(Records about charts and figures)
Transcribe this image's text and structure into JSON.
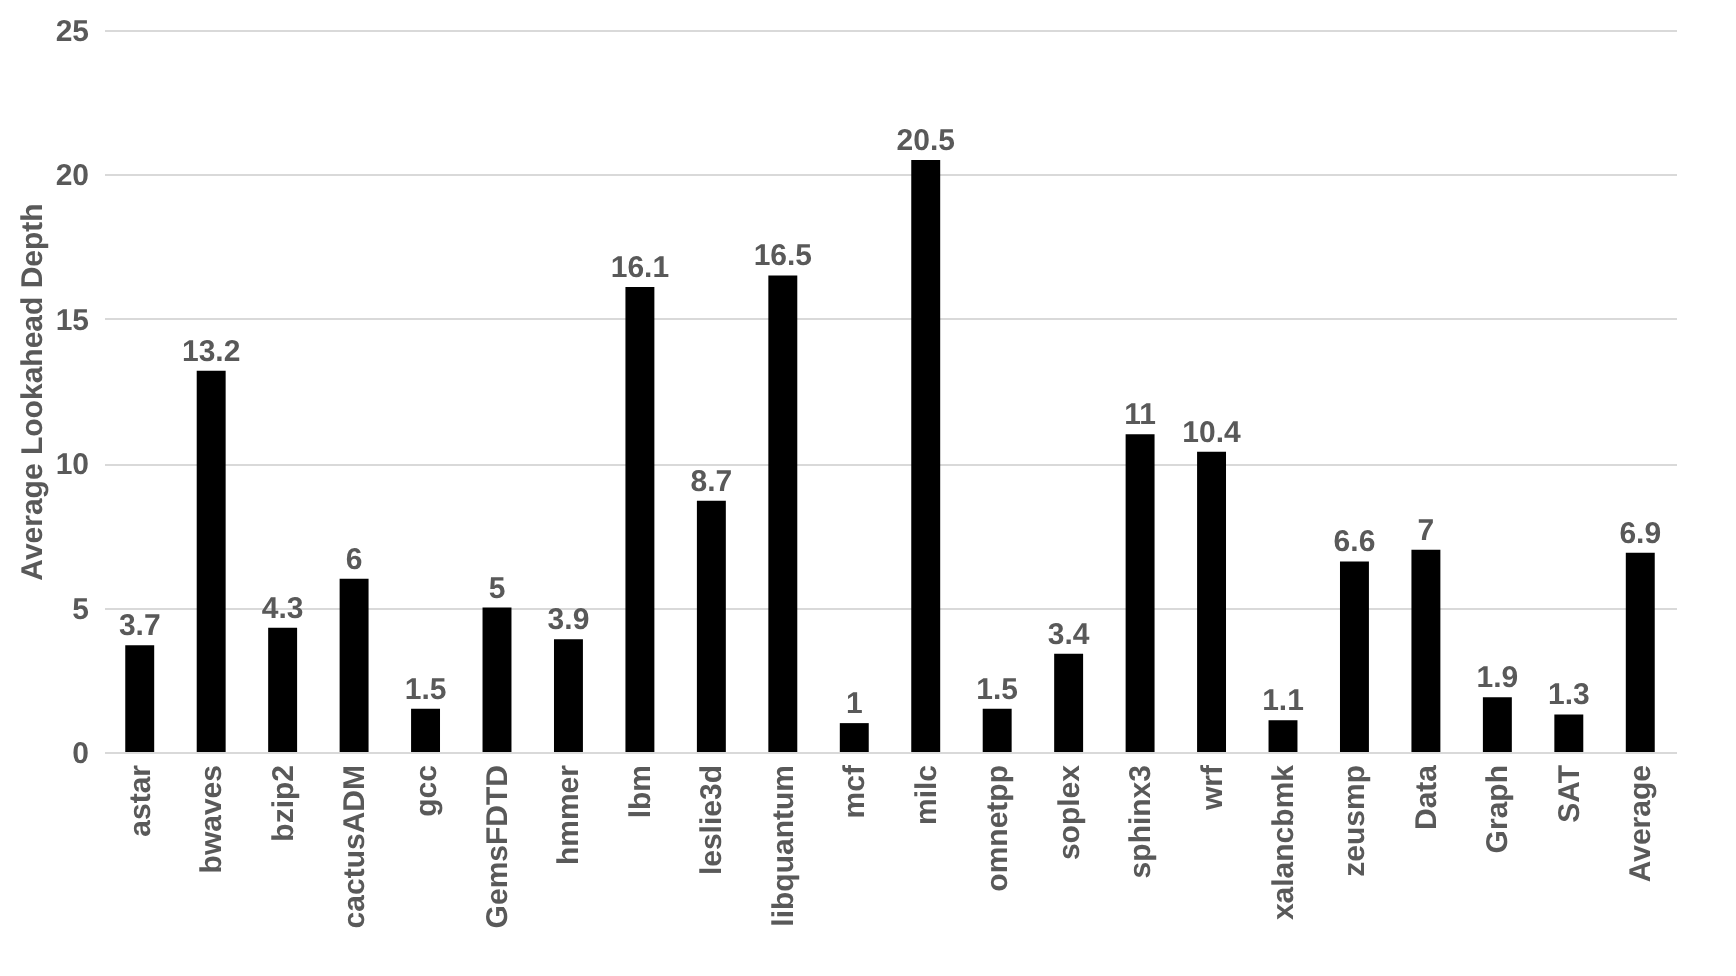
{
  "chart_data": {
    "type": "bar",
    "ylabel": "Average Lookahead Depth",
    "categories": [
      "astar",
      "bwaves",
      "bzip2",
      "cactusADM",
      "gcc",
      "GemsFDTD",
      "hmmer",
      "lbm",
      "leslie3d",
      "libquantum",
      "mcf",
      "milc",
      "omnetpp",
      "soplex",
      "sphinx3",
      "wrf",
      "xalancbmk",
      "zeusmp",
      "Data",
      "Graph",
      "SAT",
      "Average"
    ],
    "values": [
      3.7,
      13.2,
      4.3,
      6,
      1.5,
      5,
      3.9,
      16.1,
      8.7,
      16.5,
      1,
      20.5,
      1.5,
      3.4,
      11,
      10.4,
      1.1,
      6.6,
      7,
      1.9,
      1.3,
      6.9
    ],
    "color": "#000000",
    "ylim": [
      0,
      25
    ],
    "yticks": [
      0,
      5,
      10,
      15,
      20,
      25
    ],
    "grid": "y",
    "data_labels": true
  }
}
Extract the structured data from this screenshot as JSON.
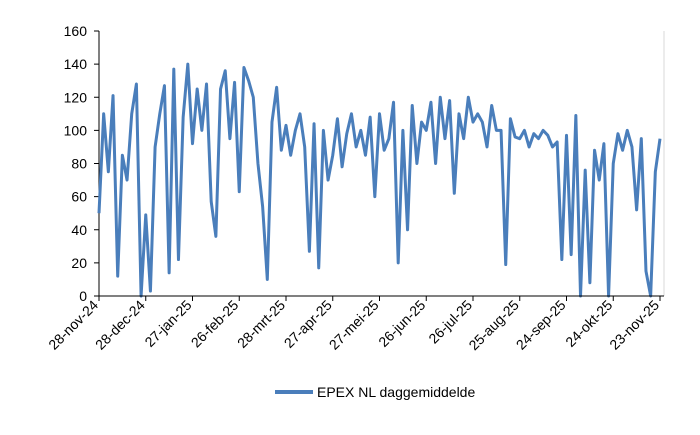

### Instructions for the task
Identify and copy the lines holding the word "Average".

### Task solution
    "ylabel": "Average Lookahead Depth",
      "Average"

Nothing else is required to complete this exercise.